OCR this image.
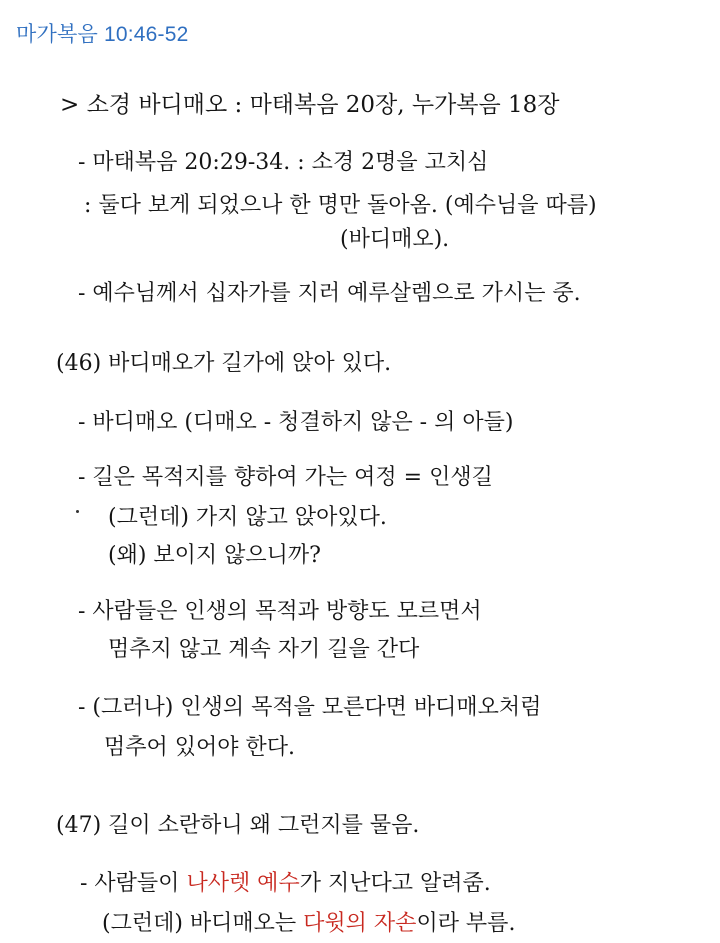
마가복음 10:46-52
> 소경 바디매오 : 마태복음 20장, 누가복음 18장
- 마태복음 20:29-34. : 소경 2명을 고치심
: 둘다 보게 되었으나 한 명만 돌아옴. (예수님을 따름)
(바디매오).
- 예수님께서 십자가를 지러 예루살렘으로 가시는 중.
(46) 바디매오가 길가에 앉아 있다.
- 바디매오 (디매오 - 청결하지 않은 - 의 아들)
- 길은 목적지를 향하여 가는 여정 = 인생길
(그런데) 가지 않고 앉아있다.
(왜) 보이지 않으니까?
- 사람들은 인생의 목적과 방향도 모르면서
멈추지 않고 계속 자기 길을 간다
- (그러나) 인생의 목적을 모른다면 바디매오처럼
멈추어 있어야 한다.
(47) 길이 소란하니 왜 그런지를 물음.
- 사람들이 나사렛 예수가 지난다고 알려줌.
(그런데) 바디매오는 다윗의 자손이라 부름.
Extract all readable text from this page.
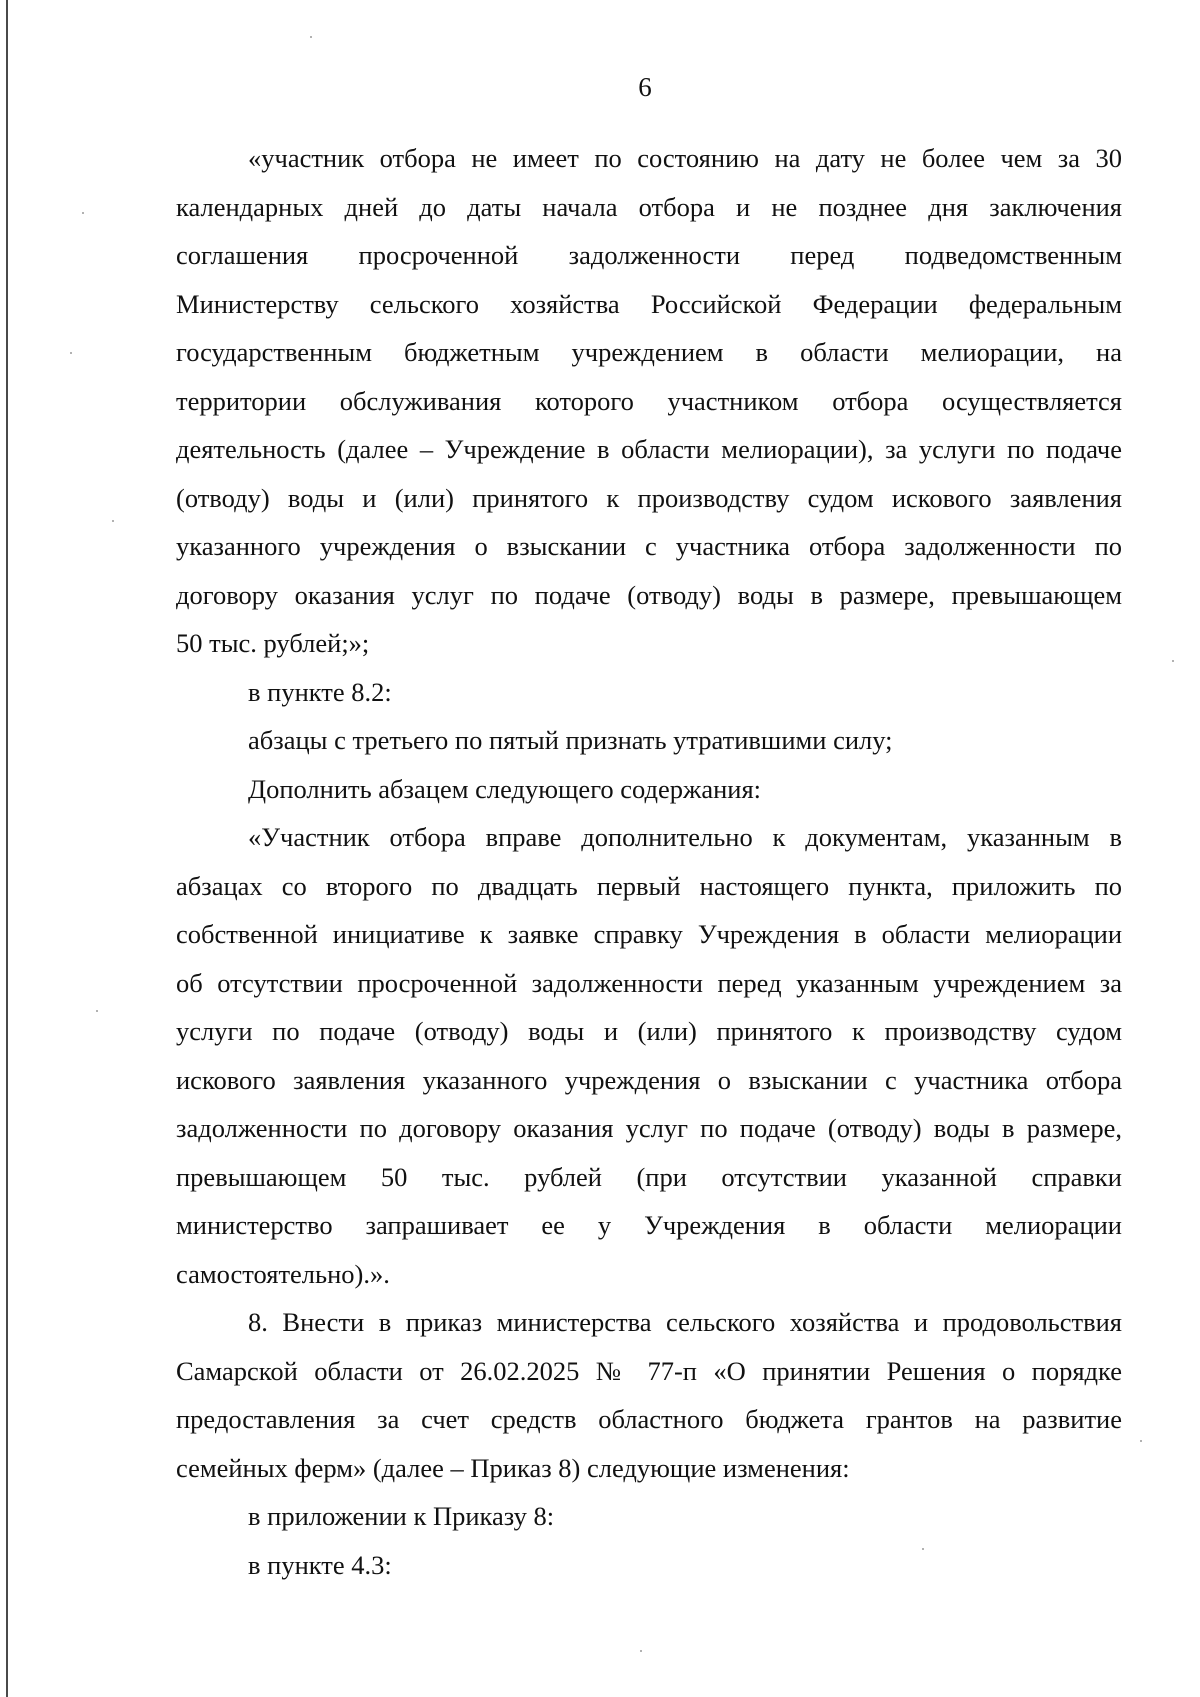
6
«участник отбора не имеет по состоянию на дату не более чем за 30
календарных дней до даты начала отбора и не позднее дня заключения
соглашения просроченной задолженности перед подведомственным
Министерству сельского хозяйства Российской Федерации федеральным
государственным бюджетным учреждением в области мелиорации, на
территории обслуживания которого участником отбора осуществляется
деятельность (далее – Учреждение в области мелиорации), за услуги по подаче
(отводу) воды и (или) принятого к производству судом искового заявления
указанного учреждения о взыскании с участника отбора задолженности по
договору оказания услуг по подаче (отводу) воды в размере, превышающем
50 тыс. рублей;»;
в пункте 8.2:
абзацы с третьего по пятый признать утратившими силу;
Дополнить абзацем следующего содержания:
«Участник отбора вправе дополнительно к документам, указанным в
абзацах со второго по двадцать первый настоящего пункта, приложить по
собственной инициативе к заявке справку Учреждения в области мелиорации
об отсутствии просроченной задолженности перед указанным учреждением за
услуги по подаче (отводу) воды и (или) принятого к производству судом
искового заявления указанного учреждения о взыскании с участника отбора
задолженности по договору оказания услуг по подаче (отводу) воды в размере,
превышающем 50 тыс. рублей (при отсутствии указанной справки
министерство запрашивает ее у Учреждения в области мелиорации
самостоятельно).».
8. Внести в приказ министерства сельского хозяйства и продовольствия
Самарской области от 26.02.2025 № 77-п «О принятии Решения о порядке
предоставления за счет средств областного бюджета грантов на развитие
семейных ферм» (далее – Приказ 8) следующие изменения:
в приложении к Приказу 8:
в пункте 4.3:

-----

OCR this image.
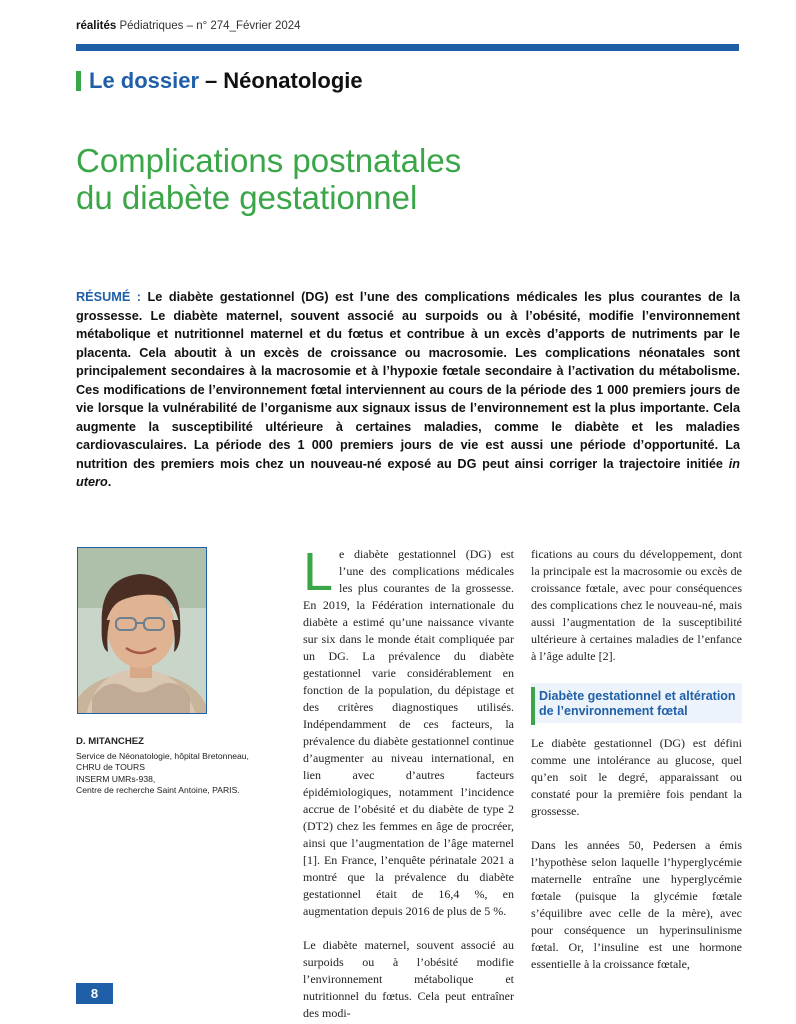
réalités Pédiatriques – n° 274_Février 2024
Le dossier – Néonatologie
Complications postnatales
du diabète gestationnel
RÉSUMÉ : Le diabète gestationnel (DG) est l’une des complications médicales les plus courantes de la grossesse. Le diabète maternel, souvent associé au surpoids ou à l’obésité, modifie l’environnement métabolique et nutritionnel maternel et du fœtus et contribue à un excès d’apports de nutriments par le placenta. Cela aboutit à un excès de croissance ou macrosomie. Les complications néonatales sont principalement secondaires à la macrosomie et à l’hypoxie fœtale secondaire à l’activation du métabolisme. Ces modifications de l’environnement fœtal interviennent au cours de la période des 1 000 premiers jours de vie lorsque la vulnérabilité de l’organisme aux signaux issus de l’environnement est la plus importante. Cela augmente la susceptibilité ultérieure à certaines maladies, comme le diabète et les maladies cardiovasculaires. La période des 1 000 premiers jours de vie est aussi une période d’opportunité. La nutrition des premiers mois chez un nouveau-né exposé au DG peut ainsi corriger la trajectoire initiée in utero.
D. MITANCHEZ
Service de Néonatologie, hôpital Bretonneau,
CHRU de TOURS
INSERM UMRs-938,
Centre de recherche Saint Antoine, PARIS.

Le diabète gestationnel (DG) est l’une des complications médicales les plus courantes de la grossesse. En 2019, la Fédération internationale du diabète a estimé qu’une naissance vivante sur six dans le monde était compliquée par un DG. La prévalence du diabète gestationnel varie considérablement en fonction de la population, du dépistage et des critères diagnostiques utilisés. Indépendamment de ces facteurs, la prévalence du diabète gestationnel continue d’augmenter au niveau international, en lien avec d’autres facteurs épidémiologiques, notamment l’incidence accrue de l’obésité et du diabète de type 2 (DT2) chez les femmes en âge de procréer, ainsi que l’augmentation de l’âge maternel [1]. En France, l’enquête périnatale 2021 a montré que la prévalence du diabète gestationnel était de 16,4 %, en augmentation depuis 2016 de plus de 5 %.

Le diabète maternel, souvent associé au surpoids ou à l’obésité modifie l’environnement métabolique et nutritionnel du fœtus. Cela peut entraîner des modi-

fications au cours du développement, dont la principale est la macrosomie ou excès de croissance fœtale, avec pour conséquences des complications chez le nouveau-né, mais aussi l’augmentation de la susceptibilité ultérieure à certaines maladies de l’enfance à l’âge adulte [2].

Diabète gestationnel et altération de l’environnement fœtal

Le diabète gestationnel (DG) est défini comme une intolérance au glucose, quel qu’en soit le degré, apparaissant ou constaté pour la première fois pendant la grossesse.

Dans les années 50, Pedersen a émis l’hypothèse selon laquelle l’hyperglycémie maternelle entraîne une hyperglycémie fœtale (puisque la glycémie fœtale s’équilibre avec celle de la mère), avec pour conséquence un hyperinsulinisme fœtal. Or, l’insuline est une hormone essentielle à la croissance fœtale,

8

-----

Give the count of lines containing "указанного", with no added text.

2